• **What the exercise asks**: Scan the material below for lines with the word "nach". Reply with the count and no other words.

──────

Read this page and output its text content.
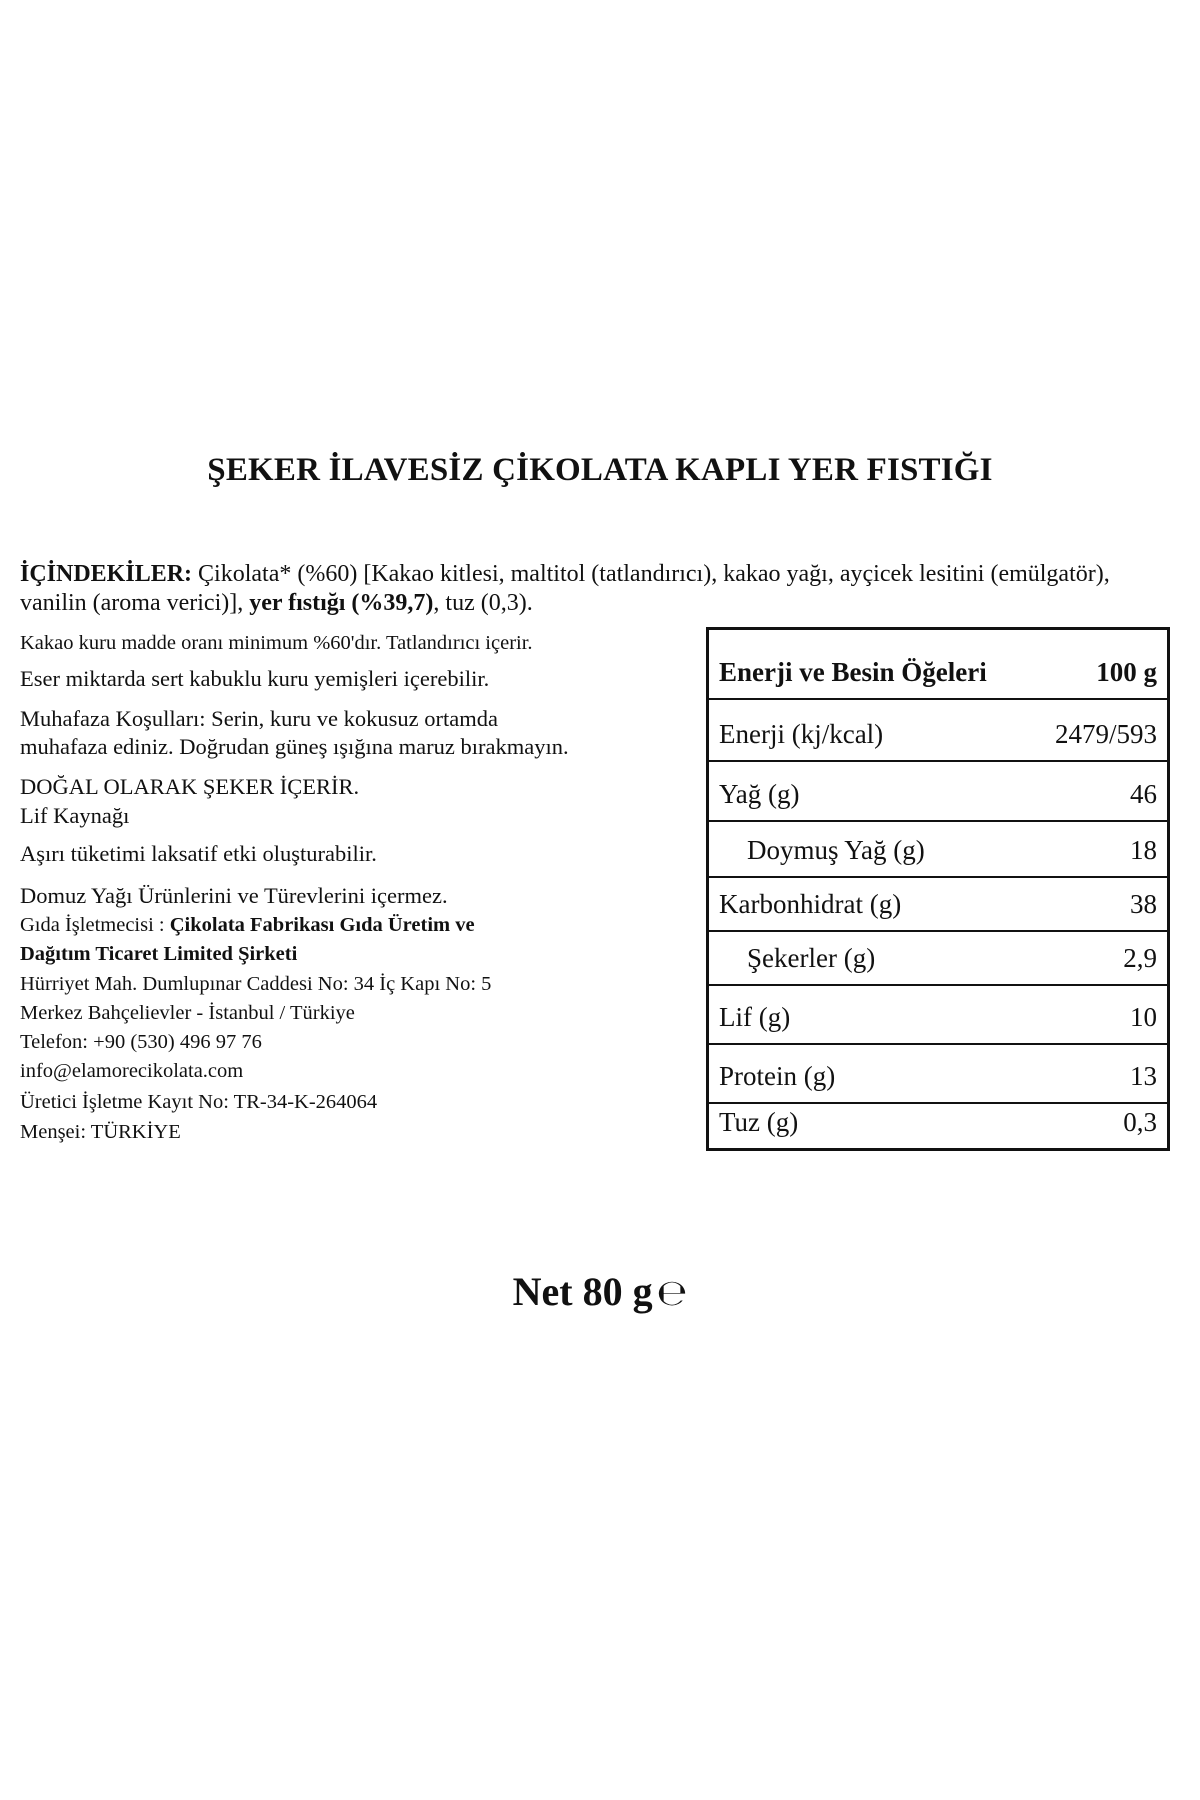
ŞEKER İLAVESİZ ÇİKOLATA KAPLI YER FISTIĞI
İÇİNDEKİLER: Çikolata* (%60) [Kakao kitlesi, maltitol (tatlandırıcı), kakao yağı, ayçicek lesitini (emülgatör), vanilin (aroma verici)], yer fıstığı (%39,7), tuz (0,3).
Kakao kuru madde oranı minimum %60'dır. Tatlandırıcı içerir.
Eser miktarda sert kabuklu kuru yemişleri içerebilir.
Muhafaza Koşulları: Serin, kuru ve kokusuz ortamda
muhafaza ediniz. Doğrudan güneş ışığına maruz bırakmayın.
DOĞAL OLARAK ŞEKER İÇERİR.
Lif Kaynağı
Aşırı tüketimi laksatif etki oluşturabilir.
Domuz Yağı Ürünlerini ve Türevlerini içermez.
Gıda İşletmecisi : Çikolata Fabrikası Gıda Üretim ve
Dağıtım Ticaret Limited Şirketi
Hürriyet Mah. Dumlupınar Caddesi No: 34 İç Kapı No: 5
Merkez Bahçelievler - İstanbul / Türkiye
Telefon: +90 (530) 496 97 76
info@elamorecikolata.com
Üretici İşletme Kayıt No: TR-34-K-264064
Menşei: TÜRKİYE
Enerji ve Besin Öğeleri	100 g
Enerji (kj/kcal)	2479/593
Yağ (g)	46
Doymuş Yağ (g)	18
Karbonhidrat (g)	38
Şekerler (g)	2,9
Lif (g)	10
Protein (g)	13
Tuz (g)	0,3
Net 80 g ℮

──────

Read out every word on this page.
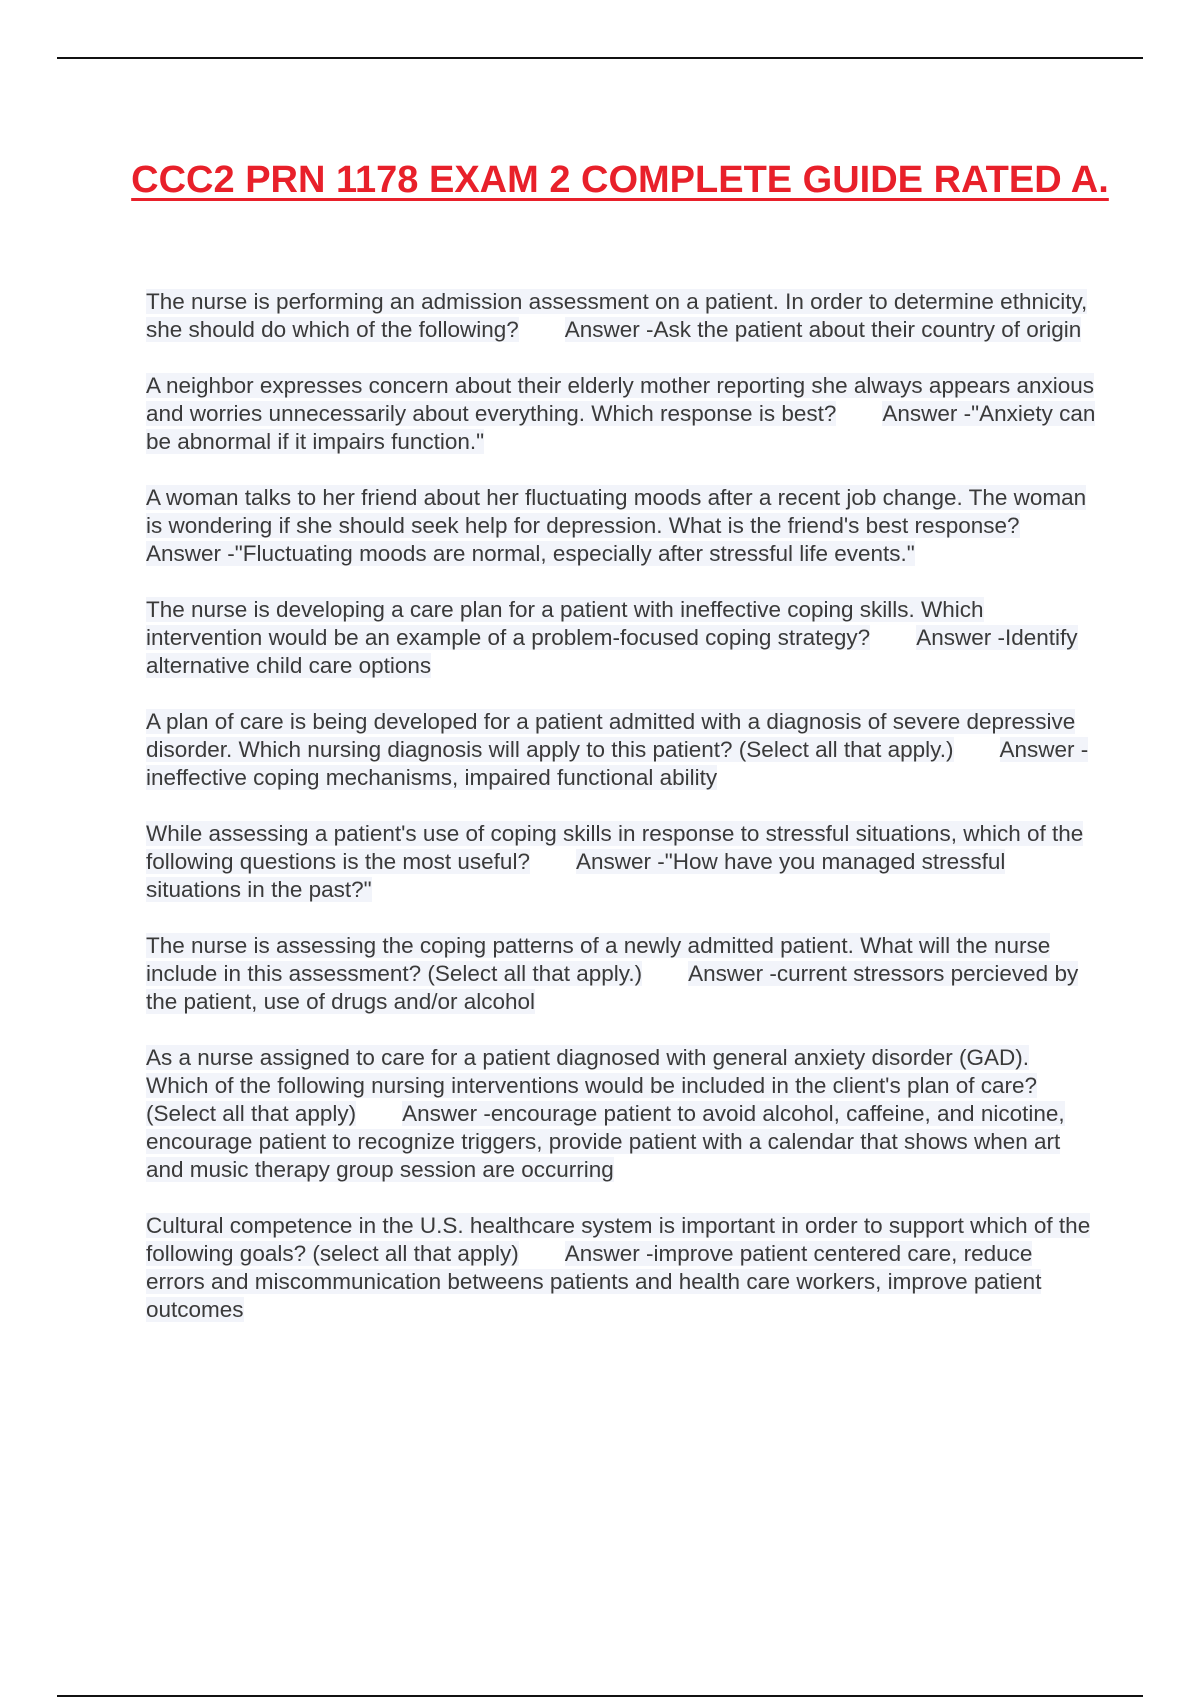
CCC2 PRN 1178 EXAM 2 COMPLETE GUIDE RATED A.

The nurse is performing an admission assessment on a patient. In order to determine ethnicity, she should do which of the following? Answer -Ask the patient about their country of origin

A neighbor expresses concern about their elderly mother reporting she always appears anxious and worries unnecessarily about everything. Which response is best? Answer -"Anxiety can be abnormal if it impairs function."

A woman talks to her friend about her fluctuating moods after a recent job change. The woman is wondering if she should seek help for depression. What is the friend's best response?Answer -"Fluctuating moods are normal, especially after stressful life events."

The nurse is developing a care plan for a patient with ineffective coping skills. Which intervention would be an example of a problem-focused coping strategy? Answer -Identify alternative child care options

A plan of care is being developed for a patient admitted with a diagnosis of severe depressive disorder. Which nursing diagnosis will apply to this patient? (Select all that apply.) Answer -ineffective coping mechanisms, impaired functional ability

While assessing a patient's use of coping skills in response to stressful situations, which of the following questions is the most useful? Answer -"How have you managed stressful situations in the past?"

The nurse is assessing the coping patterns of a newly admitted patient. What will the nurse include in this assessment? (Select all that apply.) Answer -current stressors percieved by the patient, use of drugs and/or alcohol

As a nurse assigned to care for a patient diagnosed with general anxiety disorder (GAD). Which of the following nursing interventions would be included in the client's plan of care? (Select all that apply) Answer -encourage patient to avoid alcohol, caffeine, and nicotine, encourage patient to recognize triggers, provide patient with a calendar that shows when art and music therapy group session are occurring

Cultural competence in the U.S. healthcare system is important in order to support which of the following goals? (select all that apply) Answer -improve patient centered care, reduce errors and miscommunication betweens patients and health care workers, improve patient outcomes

──────

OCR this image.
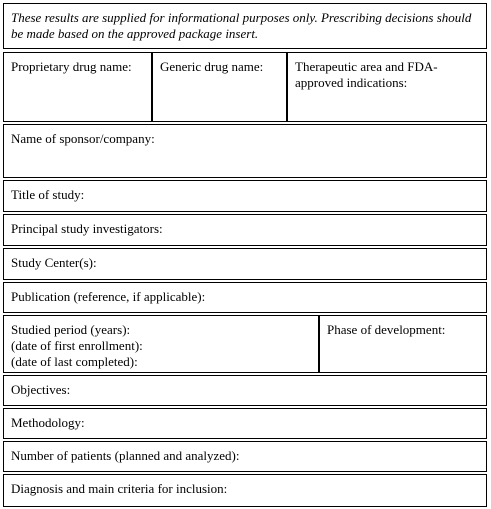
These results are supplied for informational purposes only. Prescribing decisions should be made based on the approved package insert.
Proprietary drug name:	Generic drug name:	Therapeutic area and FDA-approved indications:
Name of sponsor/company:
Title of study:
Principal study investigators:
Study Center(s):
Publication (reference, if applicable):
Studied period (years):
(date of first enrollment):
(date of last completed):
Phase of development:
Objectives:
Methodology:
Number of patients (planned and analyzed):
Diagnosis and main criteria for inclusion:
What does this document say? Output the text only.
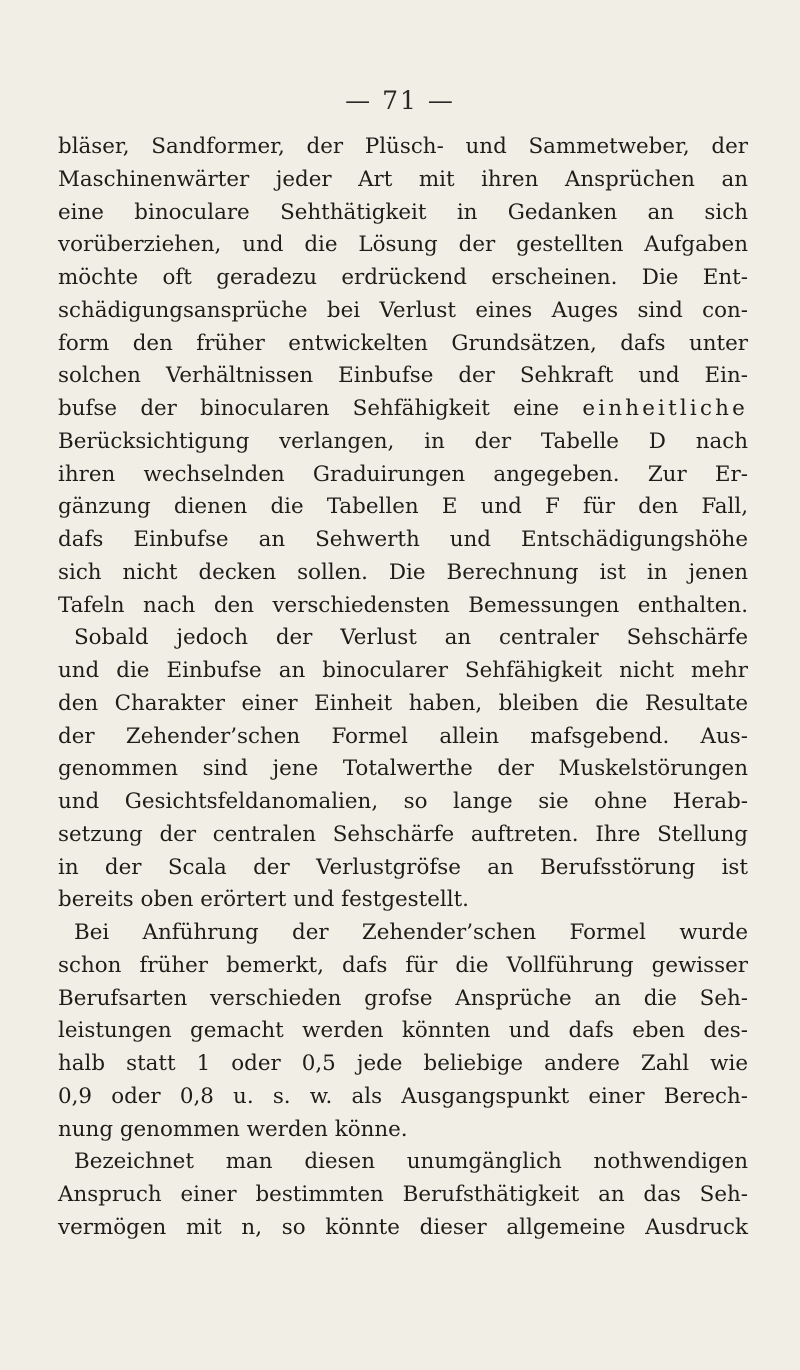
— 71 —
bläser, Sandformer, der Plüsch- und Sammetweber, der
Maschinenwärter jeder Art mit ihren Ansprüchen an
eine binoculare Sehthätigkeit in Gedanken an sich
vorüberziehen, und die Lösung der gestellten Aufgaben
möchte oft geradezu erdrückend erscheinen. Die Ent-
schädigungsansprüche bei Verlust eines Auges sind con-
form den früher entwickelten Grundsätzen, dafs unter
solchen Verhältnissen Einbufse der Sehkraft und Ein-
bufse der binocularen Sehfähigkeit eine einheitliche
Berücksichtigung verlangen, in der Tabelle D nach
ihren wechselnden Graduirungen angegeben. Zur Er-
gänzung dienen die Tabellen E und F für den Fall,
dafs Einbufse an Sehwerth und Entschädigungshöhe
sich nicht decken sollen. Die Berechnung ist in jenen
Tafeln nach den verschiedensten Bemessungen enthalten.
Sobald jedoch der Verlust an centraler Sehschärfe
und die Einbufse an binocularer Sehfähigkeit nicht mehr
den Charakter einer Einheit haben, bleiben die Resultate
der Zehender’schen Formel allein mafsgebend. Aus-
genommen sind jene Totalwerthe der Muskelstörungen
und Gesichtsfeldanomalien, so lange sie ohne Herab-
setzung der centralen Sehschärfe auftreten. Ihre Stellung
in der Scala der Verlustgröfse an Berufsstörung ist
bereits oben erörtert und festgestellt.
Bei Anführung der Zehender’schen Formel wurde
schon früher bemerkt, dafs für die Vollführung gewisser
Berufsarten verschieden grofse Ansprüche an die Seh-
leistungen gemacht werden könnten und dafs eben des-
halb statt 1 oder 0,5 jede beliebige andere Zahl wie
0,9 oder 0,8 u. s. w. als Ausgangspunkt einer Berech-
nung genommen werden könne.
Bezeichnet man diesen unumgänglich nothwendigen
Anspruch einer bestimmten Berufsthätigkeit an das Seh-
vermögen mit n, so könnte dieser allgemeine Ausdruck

──────

• **Response to the exercise**: 2